==== Records supplied ====

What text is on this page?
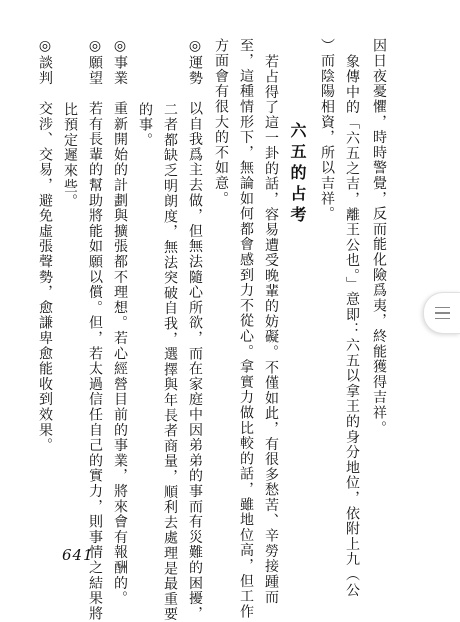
因日夜憂懼，時時警覺，反而能化險爲夷，終能獲得吉祥。
象傳中的「六五之吉，離王公也。」意即：六五以拿王的身分地位，依附上九（公
）而陰陽相資，所以吉祥。
六五的占考
若占得了這一卦的話，容易遭受晚輩的妨礙。不僅如此，有很多愁苦、辛勞接踵而
至，這種情形下，無論如何都會感到力不從心。拿實力做比較的話，雖地位高，但工作
方面會有很大的不如意。
◎運勢　以自我爲主去做，但無法隨心所欲，而在家庭中因弟弟的事而有災難的困擾，
二者都缺乏明朗度，無法突破自我，選擇與年長者商量，順利去處理是最重要
的事。
◎事業　重新開始的計劃與擴張都不理想。若心經營目前的事業，將來會有報酬的。
◎願望　若有長輩的幫助將能如願以償。但，若太過信任自己的實力，則事情之結果將
比預定遲來些。
◎談判　交涉、交易，避免虛張聲勢，愈謙卑愈能收到效果。
641
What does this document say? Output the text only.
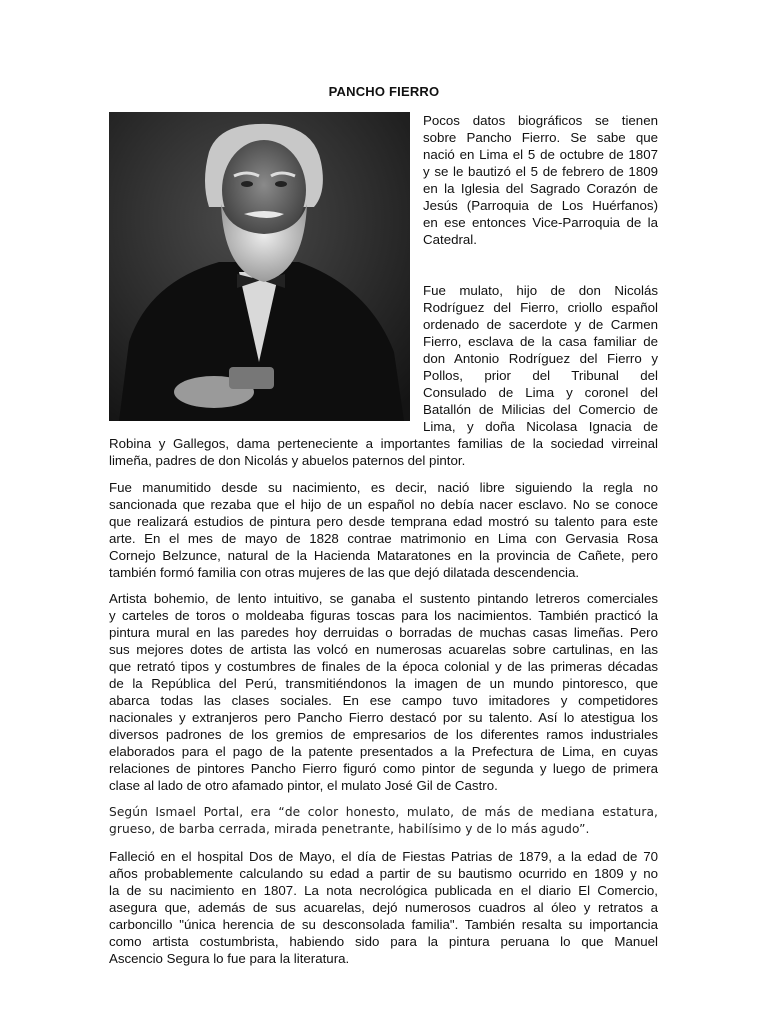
PANCHO FIERRO
Pocos datos biográficos se tienen
sobre Pancho Fierro. Se sabe que
nació en Lima el 5 de octubre de 1807
y se le bautizó el 5 de febrero de 1809
en la Iglesia del Sagrado Corazón de
Jesús (Parroquia de Los Huérfanos)
en ese entonces Vice-Parroquia de la
Catedral.
Fue mulato, hijo de don Nicolás
Rodríguez del Fierro, criollo español
ordenado de sacerdote y de Carmen
Fierro, esclava de la casa familiar de
don Antonio Rodríguez del Fierro y
Pollos, prior del Tribunal del
Consulado de Lima y coronel del
Batallón de Milicias del Comercio de
Lima, y doña Nicolasa Ignacia de
Robina y Gallegos, dama perteneciente a importantes familias de la sociedad virreinal
limeña, padres de don Nicolás y abuelos paternos del pintor.
Fue manumitido desde su nacimiento, es decir, nació libre siguiendo la regla no
sancionada que rezaba que el hijo de un español no debía nacer esclavo. No se conoce
que realizará estudios de pintura pero desde temprana edad mostró su talento para este
arte. En el mes de mayo de 1828 contrae matrimonio en Lima con Gervasia Rosa
Cornejo Belzunce, natural de la Hacienda Mataratones en la provincia de Cañete, pero
también formó familia con otras mujeres de las que dejó dilatada descendencia.
Artista bohemio, de lento intuitivo, se ganaba el sustento pintando letreros comerciales
y carteles de toros o moldeaba figuras toscas para los nacimientos. También practicó la
pintura mural en las paredes hoy derruidas o borradas de muchas casas limeñas. Pero
sus mejores dotes de artista las volcó en numerosas acuarelas sobre cartulinas, en las
que retrató tipos y costumbres de finales de la época colonial y de las primeras décadas
de la República del Perú, transmitiéndonos la imagen de un mundo pintoresco, que
abarca todas las clases sociales. En ese campo tuvo imitadores y competidores
nacionales y extranjeros pero Pancho Fierro destacó por su talento. Así lo atestigua los
diversos padrones de los gremios de empresarios de los diferentes ramos industriales
elaborados para el pago de la patente presentados a la Prefectura de Lima, en cuyas
relaciones de pintores Pancho Fierro figuró como pintor de segunda y luego de primera
clase al lado de otro afamado pintor, el mulato José Gil de Castro.
Según Ismael Portal, era “de color honesto, mulato, de más de mediana estatura,
grueso, de barba cerrada, mirada penetrante, habilísimo y de lo más agudo”.
Falleció en el hospital Dos de Mayo, el día de Fiestas Patrias de 1879, a la edad de 70
años probablemente calculando su edad a partir de su bautismo ocurrido en 1809 y no
la de su nacimiento en 1807. La nota necrológica publicada en el diario El Comercio,
asegura que, además de sus acuarelas, dejó numerosos cuadros al óleo y retratos a
carboncillo "única herencia de su desconsolada familia". También resalta su importancia
como artista costumbrista, habiendo sido para la pintura peruana lo que Manuel
Ascencio Segura lo fue para la literatura.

====

What is expected —
Reproduce all of the data exactly, omitting each picture it holds.

Written response —
What text is on this page?
因日夜憂懼，時時警覺，反而能化險爲夷，終能獲得吉祥。
象傳中的「六五之吉，離王公也。」意即：六五以拿王的身分地位，依附上九（公
）而陰陽相資，所以吉祥。
六五的占考
若占得了這一卦的話，容易遭受晚輩的妨礙。不僅如此，有很多愁苦、辛勞接踵而
至，這種情形下，無論如何都會感到力不從心。拿實力做比較的話，雖地位高，但工作
方面會有很大的不如意。
◎運勢　以自我爲主去做，但無法隨心所欲，而在家庭中因弟弟的事而有災難的困擾，
二者都缺乏明朗度，無法突破自我，選擇與年長者商量，順利去處理是最重要
的事。
◎事業　重新開始的計劃與擴張都不理想。若心經營目前的事業，將來會有報酬的。
◎願望　若有長輩的幫助將能如願以償。但，若太過信任自己的實力，則事情之結果將
比預定遲來些。
◎談判　交涉、交易，避免虛張聲勢，愈謙卑愈能收到效果。
641
What does this document say? Output the text only.
PANCHO FIERRO
Pocos datos biográficos se tienen
sobre Pancho Fierro. Se sabe que
nació en Lima el 5 de octubre de 1807
y se le bautizó el 5 de febrero de 1809
en la Iglesia del Sagrado Corazón de
Jesús (Parroquia de Los Huérfanos)
en ese entonces Vice-Parroquia de la
Catedral.
Fue mulato, hijo de don Nicolás
Rodríguez del Fierro, criollo español
ordenado de sacerdote y de Carmen
Fierro, esclava de la casa familiar de
don Antonio Rodríguez del Fierro y
Pollos, prior del Tribunal del
Consulado de Lima y coronel del
Batallón de Milicias del Comercio de
Lima, y doña Nicolasa Ignacia de
Robina y Gallegos, dama perteneciente a importantes familias de la sociedad virreinal
limeña, padres de don Nicolás y abuelos paternos del pintor.
Fue manumitido desde su nacimiento, es decir, nació libre siguiendo la regla no
sancionada que rezaba que el hijo de un español no debía nacer esclavo. No se conoce
que realizará estudios de pintura pero desde temprana edad mostró su talento para este
arte. En el mes de mayo de 1828 contrae matrimonio en Lima con Gervasia Rosa
Cornejo Belzunce, natural de la Hacienda Mataratones en la provincia de Cañete, pero
también formó familia con otras mujeres de las que dejó dilatada descendencia.
Artista bohemio, de lento intuitivo, se ganaba el sustento pintando letreros comerciales
y carteles de toros o moldeaba figuras toscas para los nacimientos. También practicó la
pintura mural en las paredes hoy derruidas o borradas de muchas casas limeñas. Pero
sus mejores dotes de artista las volcó en numerosas acuarelas sobre cartulinas, en las
que retrató tipos y costumbres de finales de la época colonial y de las primeras décadas
de la República del Perú, transmitiéndonos la imagen de un mundo pintoresco, que
abarca todas las clases sociales. En ese campo tuvo imitadores y competidores
nacionales y extranjeros pero Pancho Fierro destacó por su talento. Así lo atestigua los
diversos padrones de los gremios de empresarios de los diferentes ramos industriales
elaborados para el pago de la patente presentados a la Prefectura de Lima, en cuyas
relaciones de pintores Pancho Fierro figuró como pintor de segunda y luego de primera
clase al lado de otro afamado pintor, el mulato José Gil de Castro.
Según Ismael Portal, era “de color honesto, mulato, de más de mediana estatura,
grueso, de barba cerrada, mirada penetrante, habilísimo y de lo más agudo”.
Falleció en el hospital Dos de Mayo, el día de Fiestas Patrias de 1879, a la edad de 70
años probablemente calculando su edad a partir de su bautismo ocurrido en 1809 y no
la de su nacimiento en 1807. La nota necrológica publicada en el diario El Comercio,
asegura que, además de sus acuarelas, dejó numerosos cuadros al óleo y retratos a
carboncillo "única herencia de su desconsolada familia". También resalta su importancia
como artista costumbrista, habiendo sido para la pintura peruana lo que Manuel
Ascencio Segura lo fue para la literatura.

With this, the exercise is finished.